● Instructions for the task
Without the images, print all the entries below exactly as given.

Start

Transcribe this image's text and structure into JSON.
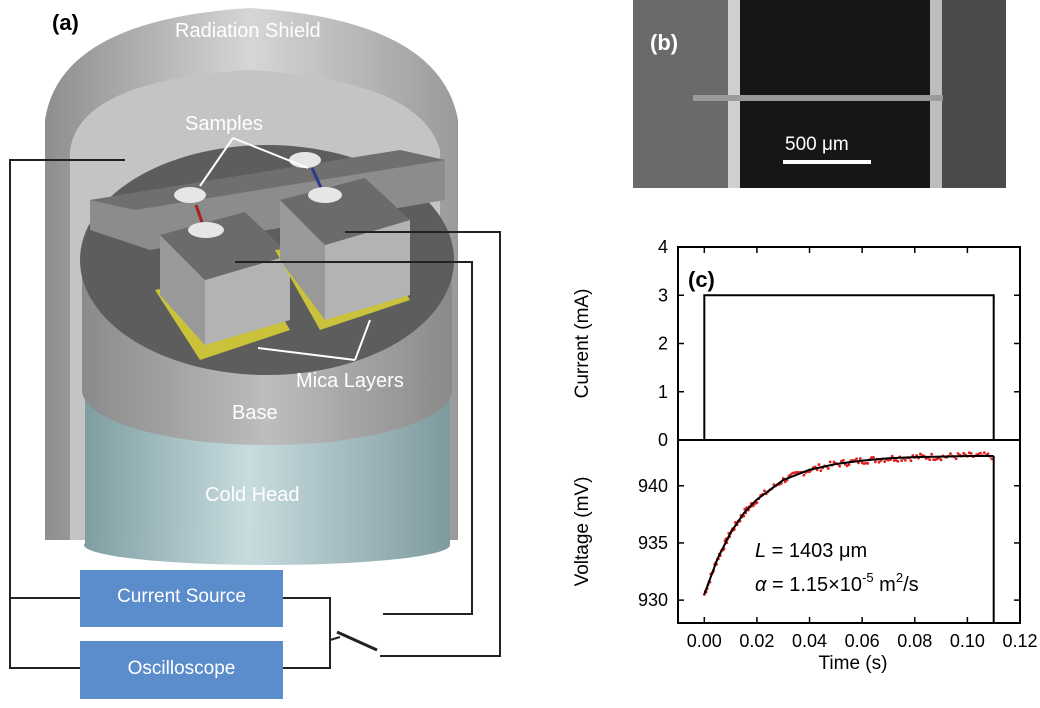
{
  "panel_a": {
    "letter": "(a)",
    "labels": {
      "radiation_shield": "Radiation Shield",
      "samples": "Samples",
      "mica_layers": "Mica Layers",
      "base": "Base",
      "cold_head": "Cold Head",
      "current_source": "Current Source",
      "oscilloscope": "Oscilloscope"
    },
    "colors": {
      "instrument_box": "#5b8ccc",
      "mica": "#c9c23a",
      "cold_head": "#a9c3c7"
    }
  },
  "panel_b": {
    "letter": "(b)",
    "scale_bar": "500 μm"
  },
  "panel_c": {
    "letter": "(c)",
    "x_label": "Time (s)",
    "top_y_label": "Current (mA)",
    "bottom_y_label": "Voltage (mV)",
    "annotation_L": "= 1403 μm",
    "annotation_L_symbol": "L",
    "annotation_alpha_symbol": "α",
    "annotation_alpha_value": "= 1.15×10",
    "annotation_alpha_exp": "-5",
    "annotation_alpha_unit": "m",
    "annotation_alpha_unit_exp": "2",
    "annotation_alpha_tail": "/s"
  },
  "chart_data": [
    {
      "type": "line",
      "ylabel": "Current (mA)",
      "xlim": [
        -0.01,
        0.12
      ],
      "ylim": [
        0,
        4
      ],
      "yticks": [
        "0",
        "1",
        "2",
        "3",
        "4"
      ],
      "series": [
        {
          "x": [
            -0.01,
            0.0,
            0.0,
            0.11,
            0.11
          ],
          "y": [
            0,
            0,
            3,
            3,
            0
          ]
        }
      ]
    },
    {
      "type": "line",
      "xlabel": "Time (s)",
      "ylabel": "Voltage (mV)",
      "xlim": [
        -0.01,
        0.12
      ],
      "ylim": [
        928,
        944
      ],
      "xticks": [
        "0.00",
        "0.02",
        "0.04",
        "0.06",
        "0.08",
        "0.10",
        "0.12"
      ],
      "yticks": [
        "930",
        "935",
        "940"
      ],
      "series": [
        {
          "x": [
            0.0,
            0.005,
            0.01,
            0.015,
            0.02,
            0.03,
            0.04,
            0.05,
            0.06,
            0.07,
            0.08,
            0.09,
            0.1,
            0.11
          ],
          "y": [
            930.5,
            933.6,
            935.9,
            937.6,
            938.8,
            940.5,
            941.4,
            941.9,
            942.2,
            942.4,
            942.5,
            942.55,
            942.6,
            942.6
          ]
        }
      ],
      "data_color": "#e02020",
      "fit_color": "#000000"
    }
  ]
}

End

● Result of this exercise
Transcribe this image's text and structure into JSON.
{
  "panel_a": {
    "letter": "(a)",
    "labels": {
      "radiation_shield": "Radiation Shield",
      "samples": "Samples",
      "mica_layers": "Mica Layers",
      "base": "Base",
      "cold_head": "Cold Head",
      "current_source": "Current Source",
      "oscilloscope": "Oscilloscope"
    },
    "colors": {
      "instrument_box": "#5b8ccc",
      "mica": "#c9c23a",
      "cold_head": "#a9c3c7"
    }
  },
  "panel_b": {
    "letter": "(b)",
    "scale_bar": "500 μm"
  },
  "panel_c": {
    "letter": "(c)",
    "x_label": "Time (s)",
    "top_y_label": "Current (mA)",
    "bottom_y_label": "Voltage (mV)",
    "annotation_L": "= 1403 μm",
    "annotation_L_symbol": "L",
    "annotation_alpha_symbol": "α",
    "annotation_alpha_value": "= 1.15×10",
    "annotation_alpha_exp": "-5",
    "annotation_alpha_unit": "m",
    "annotation_alpha_unit_exp": "2",
    "annotation_alpha_tail": "/s"
  },
  "chart_data": [
    {
      "type": "line",
      "ylabel": "Current (mA)",
      "xlim": [
        -0.01,
        0.12
      ],
      "ylim": [
        0,
        4
      ],
      "yticks": [
        "0",
        "1",
        "2",
        "3",
        "4"
      ],
      "series": [
        {
          "x": [
            -0.01,
            0.0,
            0.0,
            0.11,
            0.11
          ],
          "y": [
            0,
            0,
            3,
            3,
            0
          ]
        }
      ]
    },
    {
      "type": "line",
      "xlabel": "Time (s)",
      "ylabel": "Voltage (mV)",
      "xlim": [
        -0.01,
        0.12
      ],
      "ylim": [
        928,
        944
      ],
      "xticks": [
        "0.00",
        "0.02",
        "0.04",
        "0.06",
        "0.08",
        "0.10",
        "0.12"
      ],
      "yticks": [
        "930",
        "935",
        "940"
      ],
      "series": [
        {
          "x": [
            0.0,
            0.005,
            0.01,
            0.015,
            0.02,
            0.03,
            0.04,
            0.05,
            0.06,
            0.07,
            0.08,
            0.09,
            0.1,
            0.11
          ],
          "y": [
            930.5,
            933.6,
            935.9,
            937.6,
            938.8,
            940.5,
            941.4,
            941.9,
            942.2,
            942.4,
            942.5,
            942.55,
            942.6,
            942.6
          ]
        }
      ],
      "data_color": "#e02020",
      "fit_color": "#000000"
    }
  ]
}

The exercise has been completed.